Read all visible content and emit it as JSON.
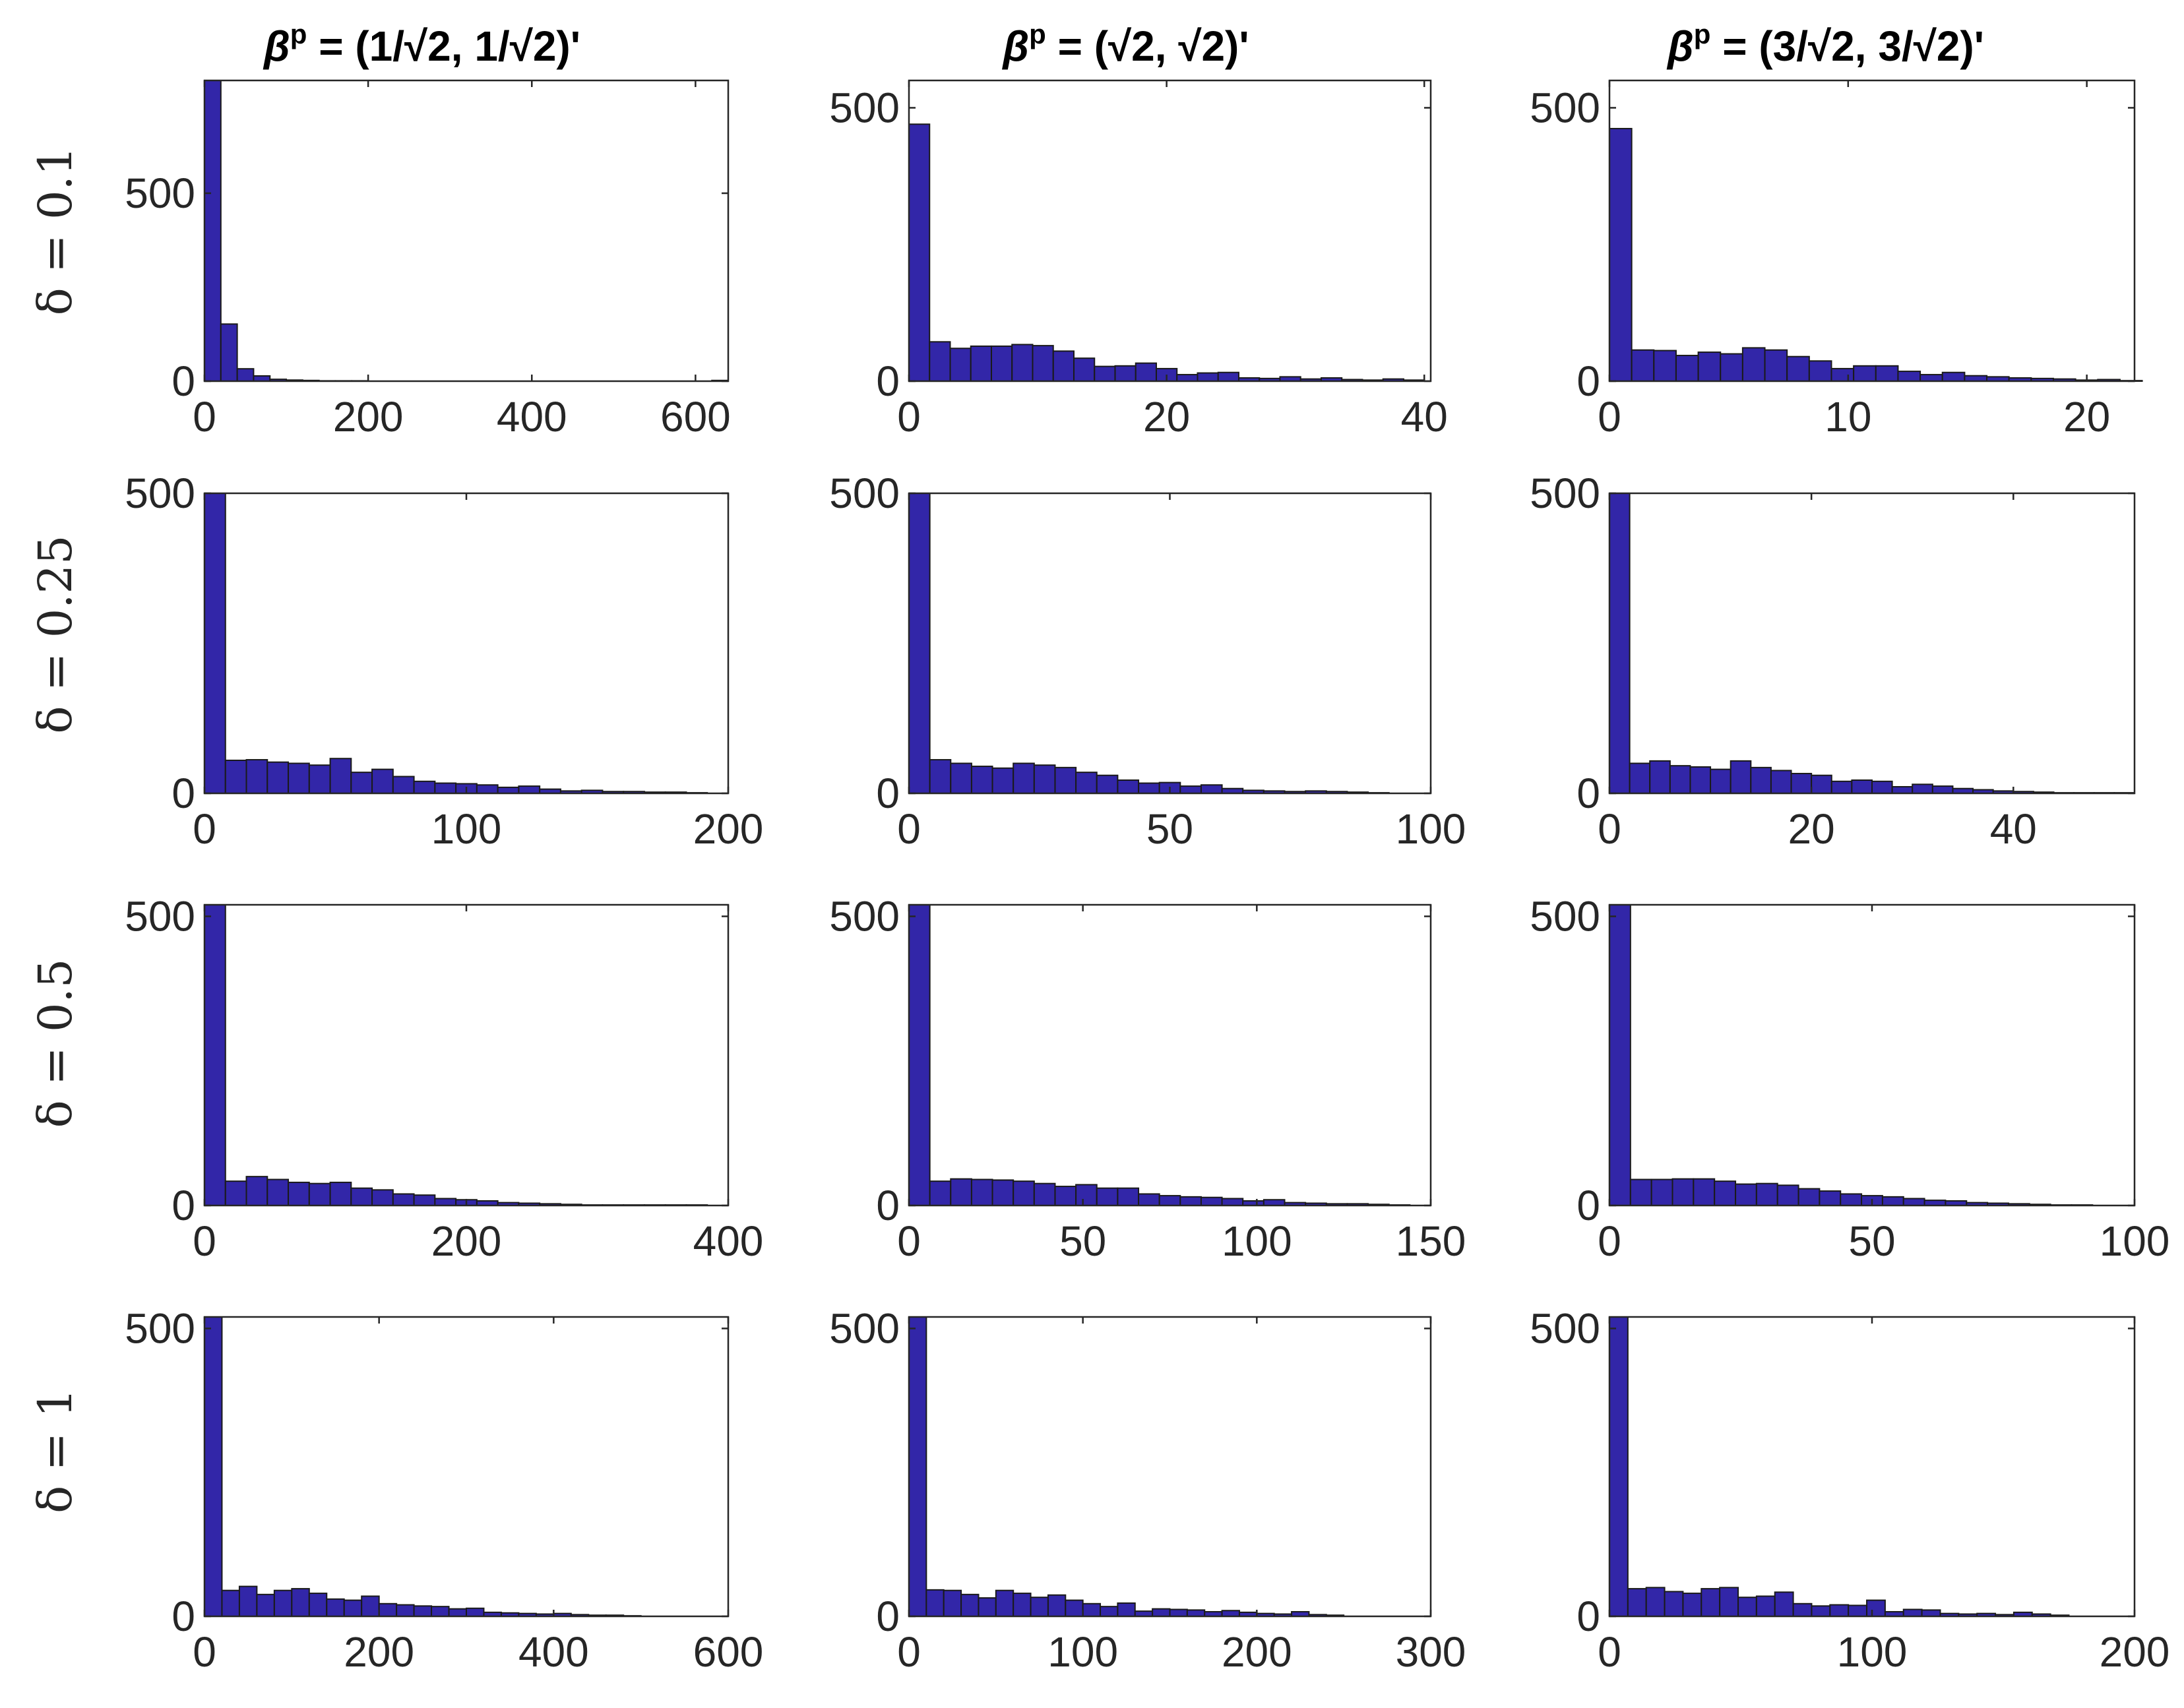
{
  "figure": {
    "bar_color": "#3226A8",
    "edge_color": "#1A1A1A",
    "axis_color": "#262626",
    "column_titles": [
      {
        "greek": "β",
        "sup": "p",
        "rest": " = (1/√2, 1/√2)'"
      },
      {
        "greek": "β",
        "sup": "p",
        "rest": " = (√2, √2)'"
      },
      {
        "greek": "β",
        "sup": "p",
        "rest": " = (3/√2, 3/√2)'"
      }
    ],
    "row_labels": [
      "δ = 0.1",
      "δ = 0.25",
      "δ = 0.5",
      "δ = 1"
    ]
  },
  "chart_data": [
    {
      "type": "bar",
      "row": 0,
      "col": 0,
      "title": "",
      "xlabel": "",
      "ylabel": "",
      "xlim": [
        0,
        640
      ],
      "ylim": [
        0,
        800
      ],
      "xticks": [
        0,
        200,
        400,
        600
      ],
      "yticks": [
        0,
        500
      ],
      "bin_width": 20,
      "values": [
        800,
        152,
        33,
        14,
        5,
        3,
        2,
        1,
        1,
        1,
        0,
        0,
        0,
        0,
        0,
        0,
        0,
        0,
        0,
        0,
        0,
        0,
        0,
        0,
        0,
        0,
        0,
        0,
        0,
        0,
        0,
        2
      ]
    },
    {
      "type": "bar",
      "row": 0,
      "col": 1,
      "title": "",
      "xlabel": "",
      "ylabel": "",
      "xlim": [
        0,
        40.5
      ],
      "ylim": [
        0,
        550
      ],
      "xticks": [
        0,
        20,
        40
      ],
      "yticks": [
        0,
        500
      ],
      "bin_width": 1.6,
      "values": [
        470,
        72,
        60,
        64,
        64,
        67,
        65,
        55,
        42,
        27,
        28,
        33,
        23,
        12,
        15,
        16,
        6,
        5,
        8,
        4,
        6,
        3,
        2,
        4,
        2
      ]
    },
    {
      "type": "bar",
      "row": 0,
      "col": 2,
      "title": "",
      "xlabel": "",
      "ylabel": "",
      "xlim": [
        0,
        22
      ],
      "ylim": [
        0,
        550
      ],
      "xticks": [
        0,
        10,
        20
      ],
      "yticks": [
        0,
        500
      ],
      "bin_width": 0.93,
      "values": [
        462,
        57,
        56,
        47,
        53,
        50,
        61,
        57,
        45,
        37,
        23,
        28,
        28,
        18,
        12,
        16,
        10,
        8,
        6,
        5,
        4,
        2,
        3,
        1
      ]
    },
    {
      "type": "bar",
      "row": 1,
      "col": 0,
      "title": "",
      "xlabel": "",
      "ylabel": "",
      "xlim": [
        0,
        200
      ],
      "ylim": [
        0,
        500
      ],
      "xticks": [
        0,
        100,
        200
      ],
      "yticks": [
        0,
        500
      ],
      "bin_width": 8,
      "values": [
        500,
        55,
        56,
        52,
        50,
        47,
        58,
        35,
        40,
        28,
        20,
        17,
        16,
        14,
        10,
        12,
        7,
        4,
        5,
        3,
        3,
        2,
        2,
        1
      ]
    },
    {
      "type": "bar",
      "row": 1,
      "col": 1,
      "title": "",
      "xlabel": "",
      "ylabel": "",
      "xlim": [
        0,
        100
      ],
      "ylim": [
        0,
        500
      ],
      "xticks": [
        0,
        50,
        100
      ],
      "yticks": [
        0,
        500
      ],
      "bin_width": 4,
      "values": [
        500,
        56,
        50,
        45,
        42,
        50,
        47,
        43,
        35,
        30,
        22,
        17,
        18,
        12,
        14,
        8,
        5,
        4,
        3,
        4,
        3,
        2,
        1
      ]
    },
    {
      "type": "bar",
      "row": 1,
      "col": 2,
      "title": "",
      "xlabel": "",
      "ylabel": "",
      "xlim": [
        0,
        52
      ],
      "ylim": [
        0,
        500
      ],
      "xticks": [
        0,
        20,
        40
      ],
      "yticks": [
        0,
        500
      ],
      "bin_width": 2,
      "values": [
        500,
        50,
        54,
        46,
        44,
        40,
        54,
        43,
        38,
        33,
        30,
        20,
        22,
        20,
        11,
        15,
        12,
        8,
        6,
        4,
        3,
        2,
        1,
        1,
        1,
        1
      ]
    },
    {
      "type": "bar",
      "row": 2,
      "col": 0,
      "title": "",
      "xlabel": "",
      "ylabel": "",
      "xlim": [
        0,
        400
      ],
      "ylim": [
        0,
        520
      ],
      "xticks": [
        0,
        200,
        400
      ],
      "yticks": [
        0,
        500
      ],
      "bin_width": 16,
      "values": [
        520,
        42,
        50,
        45,
        40,
        38,
        40,
        30,
        27,
        20,
        18,
        12,
        10,
        8,
        5,
        4,
        3,
        2,
        1,
        1,
        1,
        1,
        1,
        1
      ]
    },
    {
      "type": "bar",
      "row": 2,
      "col": 1,
      "title": "",
      "xlabel": "",
      "ylabel": "",
      "xlim": [
        0,
        150
      ],
      "ylim": [
        0,
        520
      ],
      "xticks": [
        0,
        50,
        100,
        150
      ],
      "yticks": [
        0,
        500
      ],
      "bin_width": 6,
      "values": [
        520,
        42,
        46,
        45,
        44,
        42,
        38,
        33,
        36,
        30,
        30,
        20,
        17,
        15,
        14,
        12,
        8,
        10,
        5,
        4,
        3,
        3,
        2,
        1
      ]
    },
    {
      "type": "bar",
      "row": 2,
      "col": 2,
      "title": "",
      "xlabel": "",
      "ylabel": "",
      "xlim": [
        0,
        100
      ],
      "ylim": [
        0,
        520
      ],
      "xticks": [
        0,
        50,
        100
      ],
      "yticks": [
        0,
        500
      ],
      "bin_width": 4,
      "values": [
        520,
        45,
        45,
        46,
        46,
        42,
        37,
        38,
        35,
        29,
        25,
        20,
        17,
        15,
        12,
        9,
        8,
        5,
        4,
        3,
        2,
        1,
        1
      ]
    },
    {
      "type": "bar",
      "row": 3,
      "col": 0,
      "title": "",
      "xlabel": "",
      "ylabel": "",
      "xlim": [
        0,
        600
      ],
      "ylim": [
        0,
        520
      ],
      "xticks": [
        0,
        200,
        400,
        600
      ],
      "yticks": [
        0,
        500
      ],
      "bin_width": 20,
      "values": [
        520,
        45,
        52,
        38,
        45,
        48,
        40,
        30,
        28,
        35,
        22,
        20,
        18,
        17,
        13,
        14,
        7,
        6,
        5,
        4,
        5,
        3,
        2,
        2,
        1
      ]
    },
    {
      "type": "bar",
      "row": 3,
      "col": 1,
      "title": "",
      "xlabel": "",
      "ylabel": "",
      "xlim": [
        0,
        300
      ],
      "ylim": [
        0,
        520
      ],
      "xticks": [
        0,
        100,
        200,
        300
      ],
      "yticks": [
        0,
        500
      ],
      "bin_width": 10,
      "values": [
        520,
        46,
        45,
        38,
        32,
        45,
        40,
        33,
        37,
        28,
        22,
        17,
        23,
        9,
        13,
        12,
        11,
        8,
        10,
        7,
        5,
        4,
        8,
        3,
        2
      ]
    },
    {
      "type": "bar",
      "row": 3,
      "col": 2,
      "title": "",
      "xlabel": "",
      "ylabel": "",
      "xlim": [
        0,
        200
      ],
      "ylim": [
        0,
        520
      ],
      "xticks": [
        0,
        100,
        200
      ],
      "yticks": [
        0,
        500
      ],
      "bin_width": 7,
      "values": [
        520,
        48,
        50,
        43,
        40,
        48,
        50,
        33,
        35,
        42,
        22,
        18,
        20,
        19,
        28,
        8,
        12,
        11,
        5,
        4,
        5,
        3,
        7,
        4,
        2
      ]
    }
  ]
}
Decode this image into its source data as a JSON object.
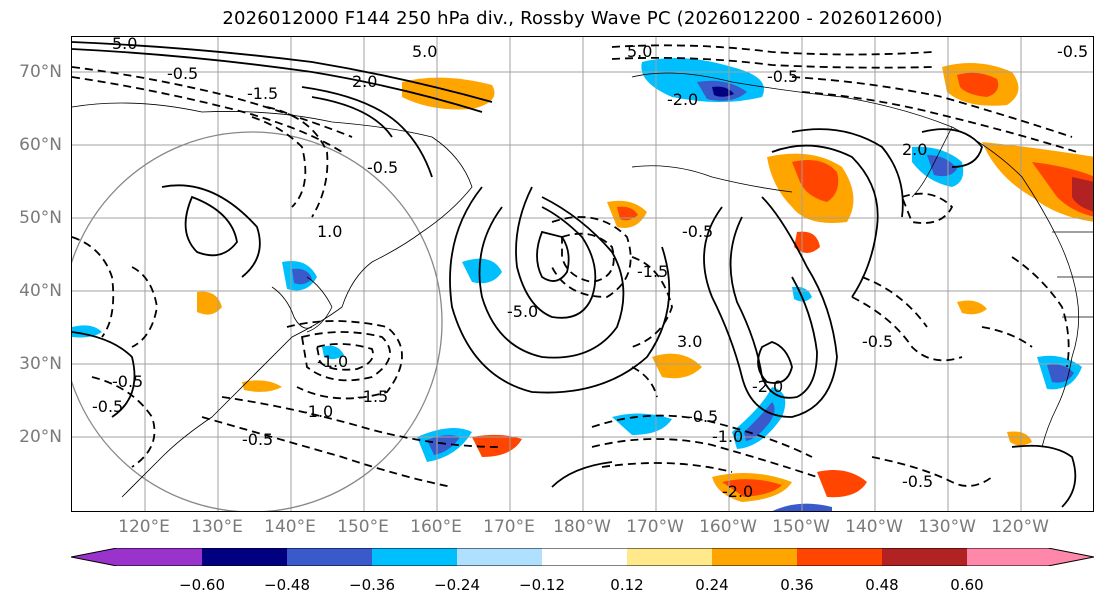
{
  "title": "2026012000 F144 250 hPa div., Rossby Wave PC (2026012200 - 2026012600)",
  "map": {
    "lat_labels": [
      "70°N",
      "60°N",
      "50°N",
      "40°N",
      "30°N",
      "20°N"
    ],
    "lon_labels": [
      "120°E",
      "130°E",
      "140°E",
      "150°E",
      "160°E",
      "170°E",
      "180°W",
      "170°W",
      "160°W",
      "150°W",
      "140°W",
      "130°W",
      "120°W"
    ],
    "contour_labels": [
      "5.0",
      "-0.5",
      "-1.5",
      "2.0",
      "-0.5",
      "1.0",
      "-0.5",
      "-5.0",
      "-1.0",
      "-1.0",
      "-1.5",
      "-0.5",
      "5.0",
      "-2.0",
      "-0.5",
      "-0.5",
      "-1.0",
      "-1.5",
      "-2.0",
      "-2.0",
      "-0.5",
      "-0.5",
      "2.0",
      "-0.5",
      "3.0",
      "-0.5",
      "5.0",
      "-0.5"
    ]
  },
  "colorbar": {
    "ticks": [
      "−0.60",
      "−0.48",
      "−0.36",
      "−0.24",
      "−0.12",
      "0.12",
      "0.24",
      "0.36",
      "0.48",
      "0.60"
    ],
    "colors": [
      "#9933cc",
      "#000080",
      "#3a5acc",
      "#00bfff",
      "#b0e0ff",
      "#ffffff",
      "#ffe98a",
      "#ffa500",
      "#ff4500",
      "#b22222",
      "#ff88aa"
    ]
  }
}
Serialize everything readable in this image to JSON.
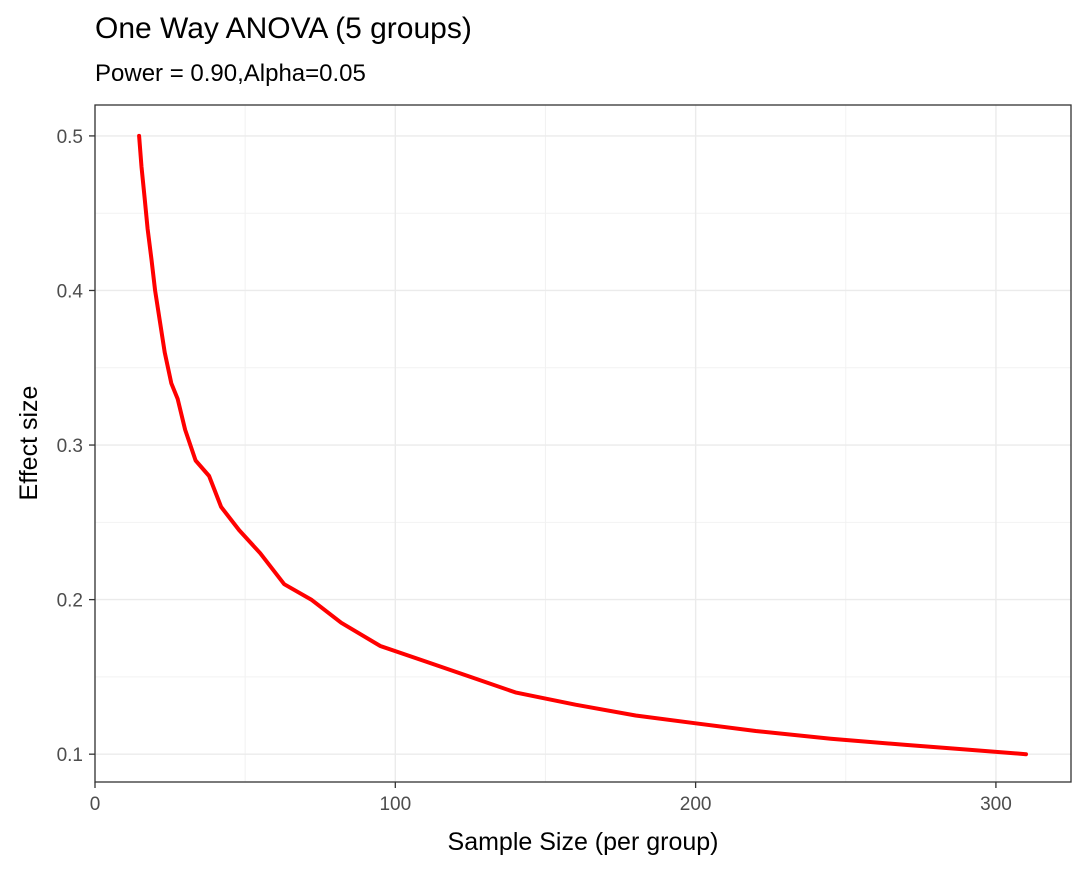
{
  "chart_data": {
    "type": "line",
    "title": "One Way ANOVA (5 groups)",
    "subtitle": "Power = 0.90,Alpha=0.05",
    "xlabel": "Sample Size (per group)",
    "ylabel": "Effect size",
    "xlim": [
      0,
      325
    ],
    "ylim": [
      0.082,
      0.52
    ],
    "x_ticks": [
      0,
      100,
      200,
      300
    ],
    "y_ticks": [
      0.1,
      0.2,
      0.3,
      0.4,
      0.5
    ],
    "grid": true,
    "series": [
      {
        "color": "#ff0000",
        "x": [
          14.7,
          15.5,
          16.5,
          17.5,
          18.8,
          20,
          21.6,
          23.2,
          25.4,
          27.5,
          30,
          33.5,
          38,
          42,
          48,
          55,
          63,
          72,
          82,
          95,
          110,
          125,
          140,
          160,
          180,
          200,
          220,
          245,
          270,
          290,
          310
        ],
        "y": [
          0.5,
          0.48,
          0.46,
          0.44,
          0.42,
          0.4,
          0.38,
          0.36,
          0.34,
          0.33,
          0.31,
          0.29,
          0.28,
          0.26,
          0.245,
          0.23,
          0.21,
          0.2,
          0.185,
          0.17,
          0.16,
          0.15,
          0.14,
          0.132,
          0.125,
          0.12,
          0.115,
          0.11,
          0.106,
          0.103,
          0.1
        ]
      }
    ]
  }
}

Requirements:
Locate the lines above that hold the word "image". Show every one of them.

Correct result:
Decode this image into its source data as a JSON object.
Serialize everything readable in this image to JSON.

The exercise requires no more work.